## To be done
Can you quote the records below in full, word for word?

## Dataset excerpts

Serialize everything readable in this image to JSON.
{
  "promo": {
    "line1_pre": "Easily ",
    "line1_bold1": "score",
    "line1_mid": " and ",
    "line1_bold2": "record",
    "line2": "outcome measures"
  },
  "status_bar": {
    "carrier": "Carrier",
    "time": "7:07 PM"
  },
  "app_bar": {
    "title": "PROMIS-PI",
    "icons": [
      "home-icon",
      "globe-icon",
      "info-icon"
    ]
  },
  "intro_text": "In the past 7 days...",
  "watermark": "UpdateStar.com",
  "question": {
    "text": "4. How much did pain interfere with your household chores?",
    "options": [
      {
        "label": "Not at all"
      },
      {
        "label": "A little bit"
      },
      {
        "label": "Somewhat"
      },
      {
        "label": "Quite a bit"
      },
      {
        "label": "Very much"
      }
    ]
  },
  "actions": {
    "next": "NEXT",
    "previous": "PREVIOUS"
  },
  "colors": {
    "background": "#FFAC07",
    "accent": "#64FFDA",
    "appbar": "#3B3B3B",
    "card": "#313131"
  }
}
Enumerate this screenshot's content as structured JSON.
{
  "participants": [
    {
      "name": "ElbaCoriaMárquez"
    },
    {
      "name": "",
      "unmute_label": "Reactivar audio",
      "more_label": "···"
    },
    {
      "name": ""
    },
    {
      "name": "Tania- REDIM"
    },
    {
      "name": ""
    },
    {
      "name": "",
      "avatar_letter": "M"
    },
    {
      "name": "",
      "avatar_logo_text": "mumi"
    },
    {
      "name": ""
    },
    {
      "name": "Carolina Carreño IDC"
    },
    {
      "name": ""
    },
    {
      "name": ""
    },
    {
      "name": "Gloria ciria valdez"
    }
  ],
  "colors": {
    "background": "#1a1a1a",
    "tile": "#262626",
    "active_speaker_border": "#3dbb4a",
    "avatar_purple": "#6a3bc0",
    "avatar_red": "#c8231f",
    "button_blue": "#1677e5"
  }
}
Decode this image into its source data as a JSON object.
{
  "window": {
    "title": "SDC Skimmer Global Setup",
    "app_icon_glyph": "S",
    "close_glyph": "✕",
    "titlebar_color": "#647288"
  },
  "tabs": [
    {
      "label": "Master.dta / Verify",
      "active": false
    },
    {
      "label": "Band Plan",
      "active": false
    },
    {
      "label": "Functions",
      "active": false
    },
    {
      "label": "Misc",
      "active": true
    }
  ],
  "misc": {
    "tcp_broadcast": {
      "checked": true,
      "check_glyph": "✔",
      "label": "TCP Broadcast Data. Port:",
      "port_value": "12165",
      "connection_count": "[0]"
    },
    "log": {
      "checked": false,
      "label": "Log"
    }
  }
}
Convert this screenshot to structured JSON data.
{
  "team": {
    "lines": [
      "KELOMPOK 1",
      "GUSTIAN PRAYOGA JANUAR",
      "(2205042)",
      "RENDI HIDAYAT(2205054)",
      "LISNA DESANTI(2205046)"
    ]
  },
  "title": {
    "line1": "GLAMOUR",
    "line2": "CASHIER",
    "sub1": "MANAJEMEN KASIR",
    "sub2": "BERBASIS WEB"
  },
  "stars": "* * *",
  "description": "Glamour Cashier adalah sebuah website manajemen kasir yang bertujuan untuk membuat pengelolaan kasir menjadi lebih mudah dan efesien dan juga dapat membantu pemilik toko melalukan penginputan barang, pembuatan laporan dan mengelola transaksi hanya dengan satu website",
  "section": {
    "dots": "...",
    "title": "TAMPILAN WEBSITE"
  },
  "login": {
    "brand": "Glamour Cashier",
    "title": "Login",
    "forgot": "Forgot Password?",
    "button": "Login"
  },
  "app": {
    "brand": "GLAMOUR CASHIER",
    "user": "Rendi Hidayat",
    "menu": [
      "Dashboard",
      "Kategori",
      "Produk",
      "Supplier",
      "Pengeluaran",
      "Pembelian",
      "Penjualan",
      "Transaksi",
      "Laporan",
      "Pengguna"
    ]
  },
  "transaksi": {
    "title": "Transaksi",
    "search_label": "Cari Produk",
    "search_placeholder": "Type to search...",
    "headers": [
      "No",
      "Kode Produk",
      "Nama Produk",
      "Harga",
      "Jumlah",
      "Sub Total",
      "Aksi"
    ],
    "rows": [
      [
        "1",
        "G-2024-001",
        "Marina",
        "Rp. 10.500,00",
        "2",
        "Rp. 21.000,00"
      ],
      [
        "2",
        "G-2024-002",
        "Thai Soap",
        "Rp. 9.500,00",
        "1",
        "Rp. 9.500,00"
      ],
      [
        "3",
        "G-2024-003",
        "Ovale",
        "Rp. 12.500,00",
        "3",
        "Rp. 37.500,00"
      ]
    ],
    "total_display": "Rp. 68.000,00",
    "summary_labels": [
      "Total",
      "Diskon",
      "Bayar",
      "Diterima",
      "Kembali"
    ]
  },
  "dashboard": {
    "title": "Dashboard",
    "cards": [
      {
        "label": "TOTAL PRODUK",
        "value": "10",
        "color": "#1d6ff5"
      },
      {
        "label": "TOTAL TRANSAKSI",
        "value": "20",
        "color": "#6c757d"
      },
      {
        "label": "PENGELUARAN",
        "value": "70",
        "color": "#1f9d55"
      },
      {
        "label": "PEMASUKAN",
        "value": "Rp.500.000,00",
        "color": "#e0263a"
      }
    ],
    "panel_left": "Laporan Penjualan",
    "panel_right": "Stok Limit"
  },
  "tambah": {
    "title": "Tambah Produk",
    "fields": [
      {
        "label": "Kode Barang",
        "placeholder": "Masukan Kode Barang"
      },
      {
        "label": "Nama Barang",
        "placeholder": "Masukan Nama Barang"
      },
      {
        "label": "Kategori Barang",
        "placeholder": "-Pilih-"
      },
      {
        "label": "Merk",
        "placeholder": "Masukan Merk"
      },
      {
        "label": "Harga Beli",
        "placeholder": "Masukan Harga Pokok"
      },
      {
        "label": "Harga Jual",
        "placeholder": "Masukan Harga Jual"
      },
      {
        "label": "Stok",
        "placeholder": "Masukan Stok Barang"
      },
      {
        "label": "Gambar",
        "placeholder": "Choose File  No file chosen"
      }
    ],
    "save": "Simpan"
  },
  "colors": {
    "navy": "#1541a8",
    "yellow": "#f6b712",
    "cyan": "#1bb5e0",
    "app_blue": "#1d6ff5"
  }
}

## Exercise response
Serialize everything readable in this image to JSON.
{
  "promo": {
    "line1_pre": "Easily ",
    "line1_bold1": "score",
    "line1_mid": " and ",
    "line1_bold2": "record",
    "line2": "outcome measures"
  },
  "status_bar": {
    "carrier": "Carrier",
    "time": "7:07 PM"
  },
  "app_bar": {
    "title": "PROMIS-PI",
    "icons": [
      "home-icon",
      "globe-icon",
      "info-icon"
    ]
  },
  "intro_text": "In the past 7 days...",
  "watermark": "UpdateStar.com",
  "question": {
    "text": "4. How much did pain interfere with your household chores?",
    "options": [
      {
        "label": "Not at all"
      },
      {
        "label": "A little bit"
      },
      {
        "label": "Somewhat"
      },
      {
        "label": "Quite a bit"
      },
      {
        "label": "Very much"
      }
    ]
  },
  "actions": {
    "next": "NEXT",
    "previous": "PREVIOUS"
  },
  "colors": {
    "background": "#FFAC07",
    "accent": "#64FFDA",
    "appbar": "#3B3B3B",
    "card": "#313131"
  }
}
Enumerate this screenshot's content as structured JSON.
{
  "participants": [
    {
      "name": "ElbaCoriaMárquez"
    },
    {
      "name": "",
      "unmute_label": "Reactivar audio",
      "more_label": "···"
    },
    {
      "name": ""
    },
    {
      "name": "Tania- REDIM"
    },
    {
      "name": ""
    },
    {
      "name": "",
      "avatar_letter": "M"
    },
    {
      "name": "",
      "avatar_logo_text": "mumi"
    },
    {
      "name": ""
    },
    {
      "name": "Carolina Carreño IDC"
    },
    {
      "name": ""
    },
    {
      "name": ""
    },
    {
      "name": "Gloria ciria valdez"
    }
  ],
  "colors": {
    "background": "#1a1a1a",
    "tile": "#262626",
    "active_speaker_border": "#3dbb4a",
    "avatar_purple": "#6a3bc0",
    "avatar_red": "#c8231f",
    "button_blue": "#1677e5"
  }
}
Decode this image into its source data as a JSON object.
{
  "window": {
    "title": "SDC Skimmer Global Setup",
    "app_icon_glyph": "S",
    "close_glyph": "✕",
    "titlebar_color": "#647288"
  },
  "tabs": [
    {
      "label": "Master.dta / Verify",
      "active": false
    },
    {
      "label": "Band Plan",
      "active": false
    },
    {
      "label": "Functions",
      "active": false
    },
    {
      "label": "Misc",
      "active": true
    }
  ],
  "misc": {
    "tcp_broadcast": {
      "checked": true,
      "check_glyph": "✔",
      "label": "TCP Broadcast Data. Port:",
      "port_value": "12165",
      "connection_count": "[0]"
    },
    "log": {
      "checked": false,
      "label": "Log"
    }
  }
}
Convert this screenshot to structured JSON data.
{
  "team": {
    "lines": [
      "KELOMPOK 1",
      "GUSTIAN PRAYOGA JANUAR",
      "(2205042)",
      "RENDI HIDAYAT(2205054)",
      "LISNA DESANTI(2205046)"
    ]
  },
  "title": {
    "line1": "GLAMOUR",
    "line2": "CASHIER",
    "sub1": "MANAJEMEN KASIR",
    "sub2": "BERBASIS WEB"
  },
  "stars": "* * *",
  "description": "Glamour Cashier adalah sebuah website manajemen kasir yang bertujuan untuk membuat pengelolaan kasir menjadi lebih mudah dan efesien dan juga dapat membantu pemilik toko melalukan penginputan barang, pembuatan laporan dan mengelola transaksi hanya dengan satu website",
  "section": {
    "dots": "...",
    "title": "TAMPILAN WEBSITE"
  },
  "login": {
    "brand": "Glamour Cashier",
    "title": "Login",
    "forgot": "Forgot Password?",
    "button": "Login"
  },
  "app": {
    "brand": "GLAMOUR CASHIER",
    "user": "Rendi Hidayat",
    "menu": [
      "Dashboard",
      "Kategori",
      "Produk",
      "Supplier",
      "Pengeluaran",
      "Pembelian",
      "Penjualan",
      "Transaksi",
      "Laporan",
      "Pengguna"
    ]
  },
  "transaksi": {
    "title": "Transaksi",
    "search_label": "Cari Produk",
    "search_placeholder": "Type to search...",
    "headers": [
      "No",
      "Kode Produk",
      "Nama Produk",
      "Harga",
      "Jumlah",
      "Sub Total",
      "Aksi"
    ],
    "rows": [
      [
        "1",
        "G-2024-001",
        "Marina",
        "Rp. 10.500,00",
        "2",
        "Rp. 21.000,00"
      ],
      [
        "2",
        "G-2024-002",
        "Thai Soap",
        "Rp. 9.500,00",
        "1",
        "Rp. 9.500,00"
      ],
      [
        "3",
        "G-2024-003",
        "Ovale",
        "Rp. 12.500,00",
        "3",
        "Rp. 37.500,00"
      ]
    ],
    "total_display": "Rp. 68.000,00",
    "summary_labels": [
      "Total",
      "Diskon",
      "Bayar",
      "Diterima",
      "Kembali"
    ]
  },
  "dashboard": {
    "title": "Dashboard",
    "cards": [
      {
        "label": "TOTAL PRODUK",
        "value": "10",
        "color": "#1d6ff5"
      },
      {
        "label": "TOTAL TRANSAKSI",
        "value": "20",
        "color": "#6c757d"
      },
      {
        "label": "PENGELUARAN",
        "value": "70",
        "color": "#1f9d55"
      },
      {
        "label": "PEMASUKAN",
        "value": "Rp.500.000,00",
        "color": "#e0263a"
      }
    ],
    "panel_left": "Laporan Penjualan",
    "panel_right": "Stok Limit"
  },
  "tambah": {
    "title": "Tambah Produk",
    "fields": [
      {
        "label": "Kode Barang",
        "placeholder": "Masukan Kode Barang"
      },
      {
        "label": "Nama Barang",
        "placeholder": "Masukan Nama Barang"
      },
      {
        "label": "Kategori Barang",
        "placeholder": "-Pilih-"
      },
      {
        "label": "Merk",
        "placeholder": "Masukan Merk"
      },
      {
        "label": "Harga Beli",
        "placeholder": "Masukan Harga Pokok"
      },
      {
        "label": "Harga Jual",
        "placeholder": "Masukan Harga Jual"
      },
      {
        "label": "Stok",
        "placeholder": "Masukan Stok Barang"
      },
      {
        "label": "Gambar",
        "placeholder": "Choose File  No file chosen"
      }
    ],
    "save": "Simpan"
  },
  "colors": {
    "navy": "#1541a8",
    "yellow": "#f6b712",
    "cyan": "#1bb5e0",
    "app_blue": "#1d6ff5"
  }
}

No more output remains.